- [What is asked]:
Each line of the listing must be transcribed exactly, except for the images, which should be excluded.

- [Provided material]:
···
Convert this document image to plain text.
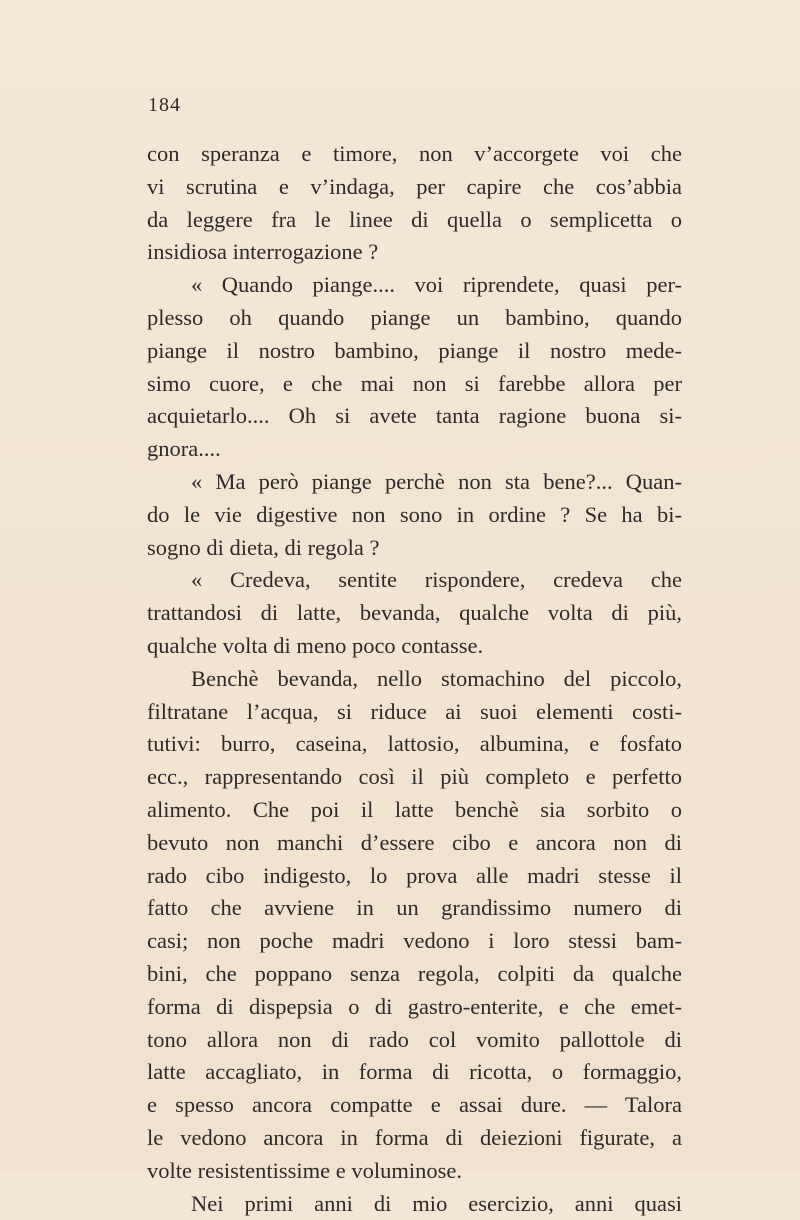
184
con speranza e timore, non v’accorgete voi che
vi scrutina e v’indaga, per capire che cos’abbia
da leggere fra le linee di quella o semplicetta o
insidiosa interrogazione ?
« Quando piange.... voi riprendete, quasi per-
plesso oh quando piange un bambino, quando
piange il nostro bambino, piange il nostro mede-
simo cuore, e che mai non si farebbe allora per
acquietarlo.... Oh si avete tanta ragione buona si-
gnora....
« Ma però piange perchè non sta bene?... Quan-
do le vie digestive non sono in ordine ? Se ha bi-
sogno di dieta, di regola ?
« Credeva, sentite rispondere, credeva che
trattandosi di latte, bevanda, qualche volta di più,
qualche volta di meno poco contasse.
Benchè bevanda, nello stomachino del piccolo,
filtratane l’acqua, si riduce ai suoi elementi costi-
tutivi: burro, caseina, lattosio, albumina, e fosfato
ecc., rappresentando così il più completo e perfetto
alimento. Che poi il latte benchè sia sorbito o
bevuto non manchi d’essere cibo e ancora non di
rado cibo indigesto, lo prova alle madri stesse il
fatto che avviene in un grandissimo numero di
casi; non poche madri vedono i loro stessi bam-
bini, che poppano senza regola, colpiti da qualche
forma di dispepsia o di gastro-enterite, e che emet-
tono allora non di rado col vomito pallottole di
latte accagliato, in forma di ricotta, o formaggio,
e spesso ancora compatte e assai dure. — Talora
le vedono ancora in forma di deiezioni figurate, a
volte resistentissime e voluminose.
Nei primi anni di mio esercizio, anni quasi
···
- [Task response]:
Convert this document image to plain text.
184
con speranza e timore, non v’accorgete voi che
vi scrutina e v’indaga, per capire che cos’abbia
da leggere fra le linee di quella o semplicetta o
insidiosa interrogazione ?
« Quando piange.... voi riprendete, quasi per-
plesso oh quando piange un bambino, quando
piange il nostro bambino, piange il nostro mede-
simo cuore, e che mai non si farebbe allora per
acquietarlo.... Oh si avete tanta ragione buona si-
gnora....
« Ma però piange perchè non sta bene?... Quan-
do le vie digestive non sono in ordine ? Se ha bi-
sogno di dieta, di regola ?
« Credeva, sentite rispondere, credeva che
trattandosi di latte, bevanda, qualche volta di più,
qualche volta di meno poco contasse.
Benchè bevanda, nello stomachino del piccolo,
filtratane l’acqua, si riduce ai suoi elementi costi-
tutivi: burro, caseina, lattosio, albumina, e fosfato
ecc., rappresentando così il più completo e perfetto
alimento. Che poi il latte benchè sia sorbito o
bevuto non manchi d’essere cibo e ancora non di
rado cibo indigesto, lo prova alle madri stesse il
fatto che avviene in un grandissimo numero di
casi; non poche madri vedono i loro stessi bam-
bini, che poppano senza regola, colpiti da qualche
forma di dispepsia o di gastro-enterite, e che emet-
tono allora non di rado col vomito pallottole di
latte accagliato, in forma di ricotta, o formaggio,
e spesso ancora compatte e assai dure. — Talora
le vedono ancora in forma di deiezioni figurate, a
volte resistentissime e voluminose.
Nei primi anni di mio esercizio, anni quasi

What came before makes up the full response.